*** Given data

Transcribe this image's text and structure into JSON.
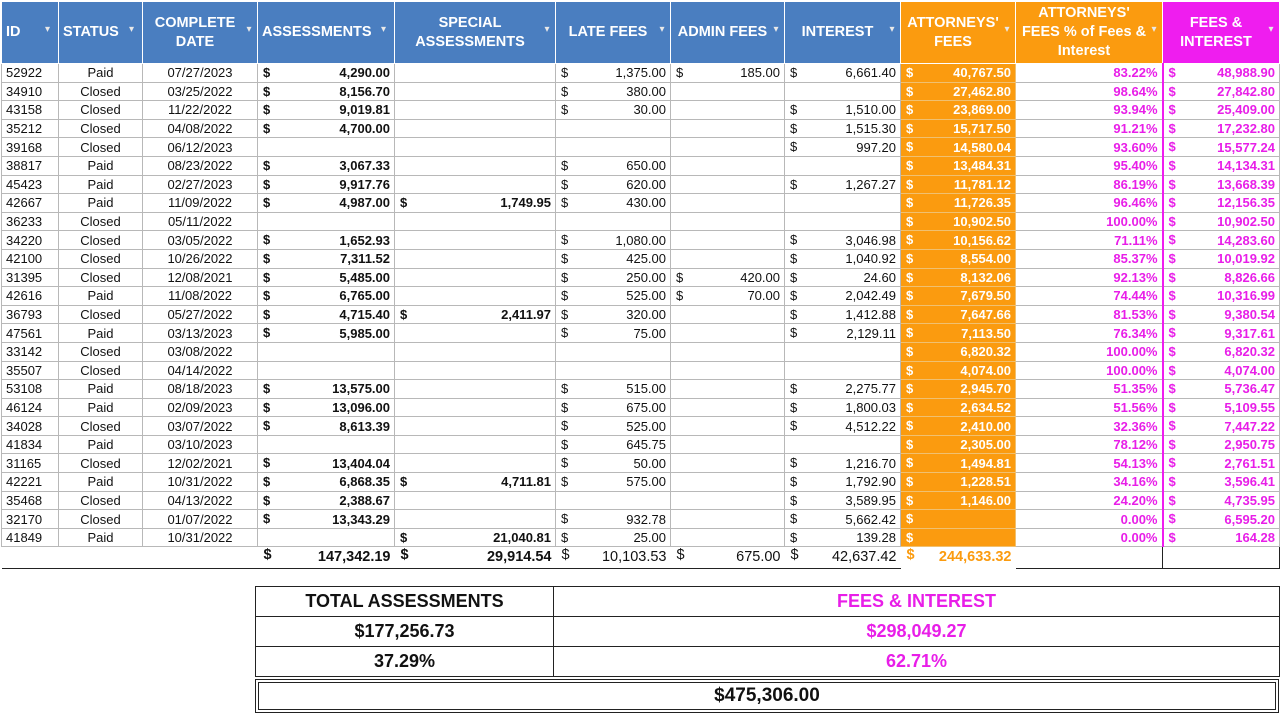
{
  "headers": [
    {
      "label": "ID",
      "color": "blue"
    },
    {
      "label": "STATUS",
      "color": "blue"
    },
    {
      "label": "COMPLETE DATE",
      "color": "blue"
    },
    {
      "label": "ASSESSMENTS",
      "color": "blue"
    },
    {
      "label": "SPECIAL ASSESSMENTS",
      "color": "blue"
    },
    {
      "label": "LATE FEES",
      "color": "blue"
    },
    {
      "label": "ADMIN FEES",
      "color": "blue"
    },
    {
      "label": "INTEREST",
      "color": "blue"
    },
    {
      "label": "ATTORNEYS' FEES",
      "color": "orange"
    },
    {
      "label": "ATTORNEYS' FEES % of Fees & Interest",
      "color": "orange"
    },
    {
      "label": "FEES & INTEREST",
      "color": "magenta"
    }
  ],
  "currency_symbol": "$",
  "colors": {
    "header_blue": "#4a7ec0",
    "attorney_orange": "#fb9b0f",
    "fees_magenta": "#ef1def"
  },
  "rows": [
    {
      "id": "52922",
      "status": "Paid",
      "date": "07/27/2023",
      "assess": "4,290.00",
      "special": "",
      "late": "1,375.00",
      "admin": "185.00",
      "interest": "6,661.40",
      "atty": "40,767.50",
      "pct": "83.22%",
      "fi": "48,988.90"
    },
    {
      "id": "34910",
      "status": "Closed",
      "date": "03/25/2022",
      "assess": "8,156.70",
      "special": "",
      "late": "380.00",
      "admin": "",
      "interest": "",
      "atty": "27,462.80",
      "pct": "98.64%",
      "fi": "27,842.80"
    },
    {
      "id": "43158",
      "status": "Closed",
      "date": "11/22/2022",
      "assess": "9,019.81",
      "special": "",
      "late": "30.00",
      "admin": "",
      "interest": "1,510.00",
      "atty": "23,869.00",
      "pct": "93.94%",
      "fi": "25,409.00"
    },
    {
      "id": "35212",
      "status": "Closed",
      "date": "04/08/2022",
      "assess": "4,700.00",
      "special": "",
      "late": "",
      "admin": "",
      "interest": "1,515.30",
      "atty": "15,717.50",
      "pct": "91.21%",
      "fi": "17,232.80"
    },
    {
      "id": "39168",
      "status": "Closed",
      "date": "06/12/2023",
      "assess": "",
      "special": "",
      "late": "",
      "admin": "",
      "interest": "997.20",
      "atty": "14,580.04",
      "pct": "93.60%",
      "fi": "15,577.24"
    },
    {
      "id": "38817",
      "status": "Paid",
      "date": "08/23/2022",
      "assess": "3,067.33",
      "special": "",
      "late": "650.00",
      "admin": "",
      "interest": "",
      "atty": "13,484.31",
      "pct": "95.40%",
      "fi": "14,134.31"
    },
    {
      "id": "45423",
      "status": "Paid",
      "date": "02/27/2023",
      "assess": "9,917.76",
      "special": "",
      "late": "620.00",
      "admin": "",
      "interest": "1,267.27",
      "atty": "11,781.12",
      "pct": "86.19%",
      "fi": "13,668.39"
    },
    {
      "id": "42667",
      "status": "Paid",
      "date": "11/09/2022",
      "assess": "4,987.00",
      "special": "1,749.95",
      "late": "430.00",
      "admin": "",
      "interest": "",
      "atty": "11,726.35",
      "pct": "96.46%",
      "fi": "12,156.35"
    },
    {
      "id": "36233",
      "status": "Closed",
      "date": "05/11/2022",
      "assess": "",
      "special": "",
      "late": "",
      "admin": "",
      "interest": "",
      "atty": "10,902.50",
      "pct": "100.00%",
      "fi": "10,902.50"
    },
    {
      "id": "34220",
      "status": "Closed",
      "date": "03/05/2022",
      "assess": "1,652.93",
      "special": "",
      "late": "1,080.00",
      "admin": "",
      "interest": "3,046.98",
      "atty": "10,156.62",
      "pct": "71.11%",
      "fi": "14,283.60"
    },
    {
      "id": "42100",
      "status": "Closed",
      "date": "10/26/2022",
      "assess": "7,311.52",
      "special": "",
      "late": "425.00",
      "admin": "",
      "interest": "1,040.92",
      "atty": "8,554.00",
      "pct": "85.37%",
      "fi": "10,019.92"
    },
    {
      "id": "31395",
      "status": "Closed",
      "date": "12/08/2021",
      "assess": "5,485.00",
      "special": "",
      "late": "250.00",
      "admin": "420.00",
      "interest": "24.60",
      "atty": "8,132.06",
      "pct": "92.13%",
      "fi": "8,826.66"
    },
    {
      "id": "42616",
      "status": "Paid",
      "date": "11/08/2022",
      "assess": "6,765.00",
      "special": "",
      "late": "525.00",
      "admin": "70.00",
      "interest": "2,042.49",
      "atty": "7,679.50",
      "pct": "74.44%",
      "fi": "10,316.99"
    },
    {
      "id": "36793",
      "status": "Closed",
      "date": "05/27/2022",
      "assess": "4,715.40",
      "special": "2,411.97",
      "late": "320.00",
      "admin": "",
      "interest": "1,412.88",
      "atty": "7,647.66",
      "pct": "81.53%",
      "fi": "9,380.54"
    },
    {
      "id": "47561",
      "status": "Paid",
      "date": "03/13/2023",
      "assess": "5,985.00",
      "special": "",
      "late": "75.00",
      "admin": "",
      "interest": "2,129.11",
      "atty": "7,113.50",
      "pct": "76.34%",
      "fi": "9,317.61"
    },
    {
      "id": "33142",
      "status": "Closed",
      "date": "03/08/2022",
      "assess": "",
      "special": "",
      "late": "",
      "admin": "",
      "interest": "",
      "atty": "6,820.32",
      "pct": "100.00%",
      "fi": "6,820.32"
    },
    {
      "id": "35507",
      "status": "Closed",
      "date": "04/14/2022",
      "assess": "",
      "special": "",
      "late": "",
      "admin": "",
      "interest": "",
      "atty": "4,074.00",
      "pct": "100.00%",
      "fi": "4,074.00"
    },
    {
      "id": "53108",
      "status": "Paid",
      "date": "08/18/2023",
      "assess": "13,575.00",
      "special": "",
      "late": "515.00",
      "admin": "",
      "interest": "2,275.77",
      "atty": "2,945.70",
      "pct": "51.35%",
      "fi": "5,736.47"
    },
    {
      "id": "46124",
      "status": "Paid",
      "date": "02/09/2023",
      "assess": "13,096.00",
      "special": "",
      "late": "675.00",
      "admin": "",
      "interest": "1,800.03",
      "atty": "2,634.52",
      "pct": "51.56%",
      "fi": "5,109.55"
    },
    {
      "id": "34028",
      "status": "Closed",
      "date": "03/07/2022",
      "assess": "8,613.39",
      "special": "",
      "late": "525.00",
      "admin": "",
      "interest": "4,512.22",
      "atty": "2,410.00",
      "pct": "32.36%",
      "fi": "7,447.22"
    },
    {
      "id": "41834",
      "status": "Paid",
      "date": "03/10/2023",
      "assess": "",
      "special": "",
      "late": "645.75",
      "admin": "",
      "interest": "",
      "atty": "2,305.00",
      "pct": "78.12%",
      "fi": "2,950.75"
    },
    {
      "id": "31165",
      "status": "Closed",
      "date": "12/02/2021",
      "assess": "13,404.04",
      "special": "",
      "late": "50.00",
      "admin": "",
      "interest": "1,216.70",
      "atty": "1,494.81",
      "pct": "54.13%",
      "fi": "2,761.51"
    },
    {
      "id": "42221",
      "status": "Paid",
      "date": "10/31/2022",
      "assess": "6,868.35",
      "special": "4,711.81",
      "late": "575.00",
      "admin": "",
      "interest": "1,792.90",
      "atty": "1,228.51",
      "pct": "34.16%",
      "fi": "3,596.41"
    },
    {
      "id": "35468",
      "status": "Closed",
      "date": "04/13/2022",
      "assess": "2,388.67",
      "special": "",
      "late": "",
      "admin": "",
      "interest": "3,589.95",
      "atty": "1,146.00",
      "pct": "24.20%",
      "fi": "4,735.95"
    },
    {
      "id": "32170",
      "status": "Closed",
      "date": "01/07/2022",
      "assess": "13,343.29",
      "special": "",
      "late": "932.78",
      "admin": "",
      "interest": "5,662.42",
      "atty": "",
      "pct": "0.00%",
      "fi": "6,595.20"
    },
    {
      "id": "41849",
      "status": "Paid",
      "date": "10/31/2022",
      "assess": "",
      "special": "21,040.81",
      "late": "25.00",
      "admin": "",
      "interest": "139.28",
      "atty": "",
      "pct": "0.00%",
      "fi": "164.28"
    }
  ],
  "totals": {
    "assess": "147,342.19",
    "special": "29,914.54",
    "late": "10,103.53",
    "admin": "675.00",
    "interest": "42,637.42",
    "atty": "244,633.32"
  },
  "summary": {
    "total_assessments_label": "TOTAL ASSESSMENTS",
    "fees_interest_label": "FEES & INTEREST",
    "total_assessments_value": "$177,256.73",
    "fees_interest_value": "$298,049.27",
    "total_assessments_pct": "37.29%",
    "fees_interest_pct": "62.71%",
    "grand_total": "$475,306.00"
  }
}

******

Short task -> Say how many lines in the entries contain the string "ATTORNEYS", and leave out everything else.

Completed exercise -> 2